Goal: Rewrite the lines below, changing every "CPU Type" to "Processor Type" and keeping everything else the same. Omit the pictures from your answer.

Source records
▬▬▬▬▬▬▬▬▬▬

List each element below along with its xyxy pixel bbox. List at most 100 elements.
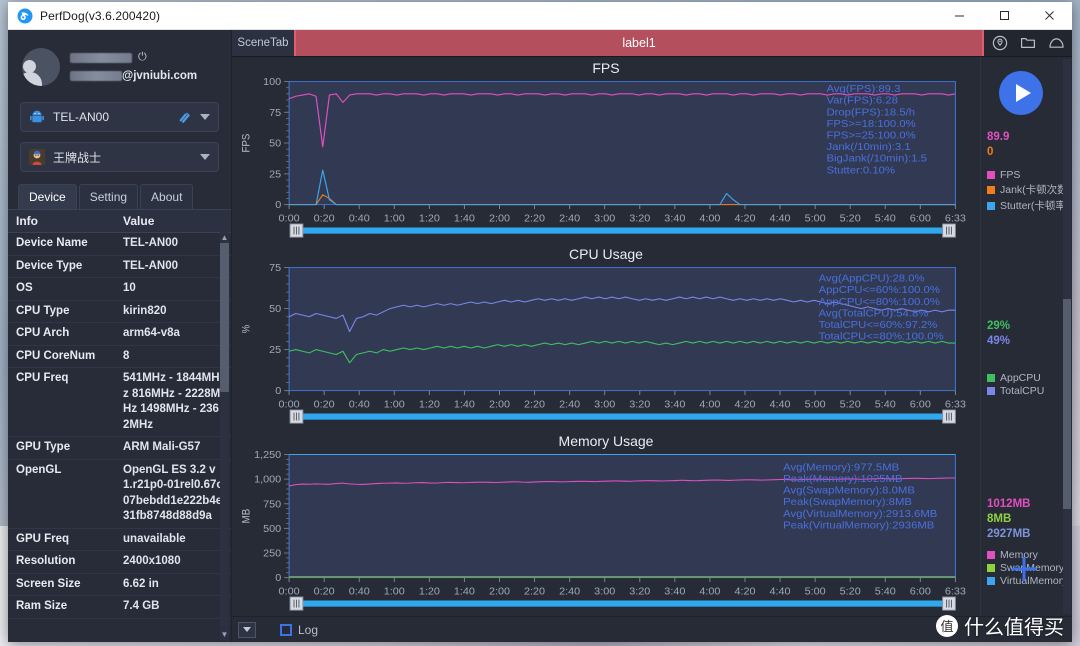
legend-item-jank[interactable]: Jank(卡顿次数) — [987, 182, 1073, 197]
table-row[interactable]: Device Name TEL-AN00 — [8, 232, 231, 256]
legend-swatch-stutter — [987, 201, 995, 210]
svg-text:FPS>=18:100.0%: FPS>=18:100.0% — [826, 118, 916, 129]
location-pin-icon[interactable] — [992, 35, 1008, 51]
svg-text:BigJank(/10min):1.5: BigJank(/10min):1.5 — [826, 153, 927, 164]
table-row[interactable]: CPU Type kirin820 — [8, 300, 231, 324]
tab-device[interactable]: Device — [18, 184, 77, 209]
usb-link-icon[interactable] — [177, 110, 192, 125]
svg-text:0:20: 0:20 — [314, 586, 335, 596]
info-key: OpenGL — [8, 459, 116, 529]
svg-text:4:40: 4:40 — [770, 214, 791, 224]
info-value: 10 — [115, 277, 231, 301]
svg-text:75: 75 — [269, 108, 281, 118]
svg-text:25: 25 — [269, 346, 281, 356]
svg-text:6:33: 6:33 — [945, 400, 966, 410]
svg-text:4:40: 4:40 — [770, 400, 791, 410]
svg-text:Peak(SwapMemory):8MB: Peak(SwapMemory):8MB — [783, 496, 912, 507]
svg-text:1:20: 1:20 — [419, 586, 440, 596]
table-row[interactable]: CPU Arch arm64-v8a — [8, 322, 231, 346]
chart-cpu-plot[interactable]: 0 25 50 75% 0:00 0:20 0:40 1:00 1:20 1:40 2:00 2:20… — [232, 264, 980, 429]
table-row[interactable]: Screen Size 6.62 in — [8, 573, 231, 597]
table-row[interactable]: CPU Freq 541MHz - 1844MHz 816MHz - 2228MH… — [8, 367, 231, 438]
info-value: 541MHz - 1844MHz 816MHz - 2228MHz 1498MH… — [115, 367, 231, 438]
cloud-icon[interactable] — [1048, 35, 1065, 51]
legend-label-jank: Jank(卡顿次数) — [1000, 184, 1072, 196]
table-row[interactable]: Resolution 2400x1080 — [8, 550, 231, 574]
table-row[interactable]: CPU CoreNum 8 — [8, 345, 231, 369]
power-icon[interactable]: ⏻ — [138, 52, 147, 63]
legend-item-appcpu[interactable]: AppCPU — [987, 372, 1073, 384]
chart-fps: FPS 0 25 50 75 100 FPS 0:00 0:20 0:40 1:00 1:20 1:4… — [232, 57, 980, 243]
play-button[interactable] — [999, 71, 1043, 115]
svg-text:FPS>=25:100.0%: FPS>=25:100.0% — [826, 130, 916, 141]
info-key: CPU Type — [8, 300, 116, 324]
svg-text:0: 0 — [275, 387, 281, 397]
svg-text:2:20: 2:20 — [524, 586, 545, 596]
device-select[interactable]: TEL-AN00 — [20, 102, 219, 132]
chevron-down-icon[interactable] — [200, 114, 210, 120]
info-key: CPU Freq — [8, 367, 116, 438]
svg-text:5:00: 5:00 — [805, 586, 826, 596]
folder-icon[interactable] — [1020, 35, 1036, 51]
info-key: GPU Freq — [8, 528, 116, 552]
legend-item-totalcpu[interactable]: TotalCPU — [987, 385, 1073, 397]
table-row[interactable]: OS 10 — [8, 277, 231, 301]
svg-text:2:00: 2:00 — [489, 586, 510, 596]
rail-scrollbar-thumb[interactable] — [1063, 299, 1071, 509]
svg-text:2:20: 2:20 — [524, 400, 545, 410]
chevron-down-icon[interactable] — [200, 154, 210, 160]
info-key: CPU CoreNum — [8, 345, 116, 369]
log-toggle[interactable]: Log — [280, 623, 318, 637]
legend-swatch-appcpu — [987, 374, 995, 382]
info-value: arm64-v8a — [115, 322, 231, 346]
table-row[interactable]: GPU Freq unavailable — [8, 528, 231, 552]
svg-text:Avg(TotalCPU):54.8%: Avg(TotalCPU):54.8% — [819, 308, 929, 319]
info-value: 8 — [115, 345, 231, 369]
close-button[interactable] — [1027, 2, 1072, 29]
sidebar-scrollbar-thumb[interactable] — [220, 232, 229, 392]
charts-area: FPS 0 25 50 75 100 FPS 0:00 0:20 0:40 1:00 1:20 1:4… — [232, 57, 1072, 616]
info-key: Device Name — [8, 232, 116, 256]
scene-label-strip[interactable]: label1 — [294, 30, 984, 56]
collapse-button[interactable] — [238, 621, 256, 638]
info-value: 6.62 in — [115, 573, 231, 597]
svg-text:Avg(Memory):977.5MB: Avg(Memory):977.5MB — [783, 462, 899, 473]
add-chart-button[interactable] — [1007, 552, 1041, 586]
tab-setting[interactable]: Setting — [78, 184, 139, 209]
info-value: 2400x1080 — [115, 550, 231, 574]
info-value: OpenGL ES 3.2 v1.r21p0-01rel0.67c07bebdd… — [115, 459, 231, 529]
svg-text:5:40: 5:40 — [875, 214, 896, 224]
scene-icon-group — [984, 30, 1072, 56]
legend-label-appcpu: AppCPU — [1000, 372, 1041, 384]
legend-label-stutter: Stutter(卡顿率) — [1000, 200, 1070, 212]
window-controls — [937, 2, 1072, 29]
minimize-button[interactable] — [937, 2, 982, 29]
svg-text:0:00: 0:00 — [279, 586, 300, 596]
sidebar-scrollbar[interactable] — [220, 232, 229, 628]
chart-fps-plot[interactable]: 0 25 50 75 100 FPS 0:00 0:20 0:40 1:00 1:20 1:40 2:0… — [232, 78, 980, 243]
watermark: 值 什么值得买 — [936, 611, 1064, 640]
table-row[interactable]: OpenGL OpenGL ES 3.2 v1.r21p0-01rel0.67c0… — [8, 459, 231, 529]
chart-fps-title: FPS — [592, 60, 620, 76]
account-email-redacted — [70, 71, 122, 81]
legend-swatch-totalcpu — [987, 387, 995, 395]
table-row[interactable]: GPU Type ARM Mali-G57 — [8, 436, 231, 460]
table-row[interactable]: Device Type TEL-AN00 — [8, 255, 231, 279]
table-row[interactable]: Ram Size 7.4 GB — [8, 595, 231, 619]
scroll-down-arrow[interactable]: ▼ — [220, 629, 229, 640]
rail-scrollbar[interactable] — [1063, 59, 1071, 614]
info-key: Screen Size — [8, 573, 116, 597]
log-checkbox[interactable] — [280, 623, 292, 636]
scene-tab[interactable]: SceneTab — [232, 30, 294, 56]
tab-about[interactable]: About — [140, 184, 194, 209]
svg-text:1:00: 1:00 — [384, 214, 405, 224]
legend-item-stutter[interactable]: Stutter(卡顿率) — [987, 198, 1073, 213]
legend-item-fps[interactable]: FPS — [987, 169, 1073, 181]
app-select[interactable]: 王牌战士 — [20, 142, 219, 172]
scroll-up-arrow[interactable]: ▲ — [220, 232, 229, 243]
maximize-button[interactable] — [982, 2, 1027, 29]
svg-text:2:40: 2:40 — [559, 400, 580, 410]
svg-text:5:20: 5:20 — [840, 400, 861, 410]
chart-cpu-title: CPU Usage — [569, 246, 643, 263]
chart-memory-plot[interactable]: 0 250 500 750 1,000 1,250 MB 0:00 0:20 0:40 1:00 1:… — [232, 451, 980, 616]
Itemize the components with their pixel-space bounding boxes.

▬▬▬▬▬▬▬▬▬▬

Response:
List each element below along with its xyxy pixel bbox. List at most 100 elements.
legend-item-jank[interactable]: Jank(卡顿次数) — [987, 182, 1073, 197]
table-row[interactable]: Device Name TEL-AN00 — [8, 232, 231, 256]
legend-swatch-stutter — [987, 201, 995, 210]
svg-text:FPS>=18:100.0%: FPS>=18:100.0% — [826, 118, 916, 129]
location-pin-icon[interactable] — [992, 35, 1008, 51]
svg-text:BigJank(/10min):1.5: BigJank(/10min):1.5 — [826, 153, 927, 164]
table-row[interactable]: Processor Type kirin820 — [8, 300, 231, 324]
tab-device[interactable]: Device — [18, 184, 77, 209]
usb-link-icon[interactable] — [177, 110, 192, 125]
svg-text:0:20: 0:20 — [314, 586, 335, 596]
info-key: OpenGL — [8, 459, 116, 529]
svg-text:4:40: 4:40 — [770, 214, 791, 224]
info-value: 10 — [115, 277, 231, 301]
svg-text:75: 75 — [269, 108, 281, 118]
svg-text:25: 25 — [269, 346, 281, 356]
svg-text:6:33: 6:33 — [945, 400, 966, 410]
svg-text:4:40: 4:40 — [770, 400, 791, 410]
svg-text:Peak(SwapMemory):8MB: Peak(SwapMemory):8MB — [783, 496, 912, 507]
svg-text:1:20: 1:20 — [419, 586, 440, 596]
table-row[interactable]: CPU Arch arm64-v8a — [8, 322, 231, 346]
chart-cpu-plot[interactable]: 0 25 50 75% 0:00 0:20 0:40 1:00 1:20 1:40 2:00 2:20… — [232, 264, 980, 429]
table-row[interactable]: Screen Size 6.62 in — [8, 573, 231, 597]
table-row[interactable]: CPU Freq 541MHz - 1844MHz 816MHz - 2228MH… — [8, 367, 231, 438]
info-value: 541MHz - 1844MHz 816MHz - 2228MHz 1498MH… — [115, 367, 231, 438]
cloud-icon[interactable] — [1048, 35, 1065, 51]
legend-label-jank: Jank(卡顿次数) — [1000, 184, 1072, 196]
table-row[interactable]: Resolution 2400x1080 — [8, 550, 231, 574]
table-row[interactable]: CPU CoreNum 8 — [8, 345, 231, 369]
power-icon[interactable]: ⏻ — [138, 52, 147, 63]
legend-item-appcpu[interactable]: AppCPU — [987, 372, 1073, 384]
chart-fps: FPS 0 25 50 75 100 FPS 0:00 0:20 0:40 1:00 1:20 1:4… — [232, 57, 980, 243]
play-button[interactable] — [999, 71, 1043, 115]
svg-text:FPS>=25:100.0%: FPS>=25:100.0% — [826, 130, 916, 141]
info-key: Processor Type — [8, 300, 116, 324]
svg-text:0: 0 — [275, 387, 281, 397]
svg-text:2:20: 2:20 — [524, 586, 545, 596]
device-select[interactable]: TEL-AN00 — [20, 102, 219, 132]
chevron-down-icon[interactable] — [200, 114, 210, 120]
info-key: CPU Freq — [8, 367, 116, 438]
svg-text:5:00: 5:00 — [805, 586, 826, 596]
folder-icon[interactable] — [1020, 35, 1036, 51]
info-key: GPU Freq — [8, 528, 116, 552]
legend-item-totalcpu[interactable]: TotalCPU — [987, 385, 1073, 397]
table-row[interactable]: OS 10 — [8, 277, 231, 301]
svg-text:2:00: 2:00 — [489, 586, 510, 596]
rail-scrollbar-thumb[interactable] — [1063, 299, 1071, 509]
svg-text:2:20: 2:20 — [524, 400, 545, 410]
chevron-down-icon[interactable] — [200, 154, 210, 160]
info-key: CPU CoreNum — [8, 345, 116, 369]
log-toggle[interactable]: Log — [280, 623, 318, 637]
legend-swatch-appcpu — [987, 374, 995, 382]
info-value: arm64-v8a — [115, 322, 231, 346]
table-row[interactable]: GPU Freq unavailable — [8, 528, 231, 552]
svg-text:Avg(TotalCPU):54.8%: Avg(TotalCPU):54.8% — [819, 308, 929, 319]
info-value: 8 — [115, 345, 231, 369]
close-button[interactable] — [1027, 2, 1072, 29]
sidebar-scrollbar-thumb[interactable] — [220, 232, 229, 392]
charts-area: FPS 0 25 50 75 100 FPS 0:00 0:20 0:40 1:00 1:20 1:4… — [232, 57, 1072, 616]
info-key: Device Name — [8, 232, 116, 256]
scene-label-strip[interactable]: label1 — [294, 30, 984, 56]
collapse-button[interactable] — [238, 621, 256, 638]
info-value: 6.62 in — [115, 573, 231, 597]
svg-text:Avg(Memory):977.5MB: Avg(Memory):977.5MB — [783, 462, 899, 473]
add-chart-button[interactable] — [1007, 552, 1041, 586]
tab-setting[interactable]: Setting — [78, 184, 139, 209]
info-value: 2400x1080 — [115, 550, 231, 574]
info-value: OpenGL ES 3.2 v1.r21p0-01rel0.67c07bebdd… — [115, 459, 231, 529]
svg-text:5:40: 5:40 — [875, 214, 896, 224]
scene-icon-group — [984, 30, 1072, 56]
legend-label-appcpu: AppCPU — [1000, 372, 1041, 384]
legend-label-stutter: Stutter(卡顿率) — [1000, 200, 1070, 212]
window-controls — [937, 2, 1072, 29]
minimize-button[interactable] — [937, 2, 982, 29]
svg-text:0:00: 0:00 — [279, 586, 300, 596]
sidebar-scrollbar[interactable] — [220, 232, 229, 628]
chart-fps-plot[interactable]: 0 25 50 75 100 FPS 0:00 0:20 0:40 1:00 1:20 1:40 2:0… — [232, 78, 980, 243]
watermark: 值 什么值得买 — [936, 611, 1064, 640]
table-row[interactable]: OpenGL OpenGL ES 3.2 v1.r21p0-01rel0.67c0… — [8, 459, 231, 529]
chart-fps-title: FPS — [592, 60, 620, 76]
account-email-redacted — [70, 71, 122, 81]
legend-swatch-totalcpu — [987, 387, 995, 395]
table-row[interactable]: GPU Type ARM Mali-G57 — [8, 436, 231, 460]
table-row[interactable]: Device Type TEL-AN00 — [8, 255, 231, 279]
table-row[interactable]: Ram Size 7.4 GB — [8, 595, 231, 619]
scroll-down-arrow[interactable]: ▼ — [220, 629, 229, 640]
rail-scrollbar[interactable] — [1063, 59, 1071, 614]
info-key: Screen Size — [8, 573, 116, 597]
log-checkbox[interactable] — [280, 623, 292, 636]
scene-tab[interactable]: SceneTab — [232, 30, 294, 56]
tab-about[interactable]: About — [140, 184, 194, 209]
svg-text:1:00: 1:00 — [384, 214, 405, 224]
legend-item-stutter[interactable]: Stutter(卡顿率) — [987, 198, 1073, 213]
legend-item-fps[interactable]: FPS — [987, 169, 1073, 181]
app-select[interactable]: 王牌战士 — [20, 142, 219, 172]
scroll-up-arrow[interactable]: ▲ — [220, 232, 229, 243]
maximize-button[interactable] — [982, 2, 1027, 29]
svg-text:2:40: 2:40 — [559, 400, 580, 410]
svg-text:5:20: 5:20 — [840, 400, 861, 410]
chart-cpu-title: CPU Usage — [569, 246, 643, 263]
chart-memory-plot[interactable]: 0 250 500 750 1,000 1,250 MB 0:00 0:20 0:40 1:00 1:… — [232, 451, 980, 616]
Itemize the components with their pixel-space bounding boxes.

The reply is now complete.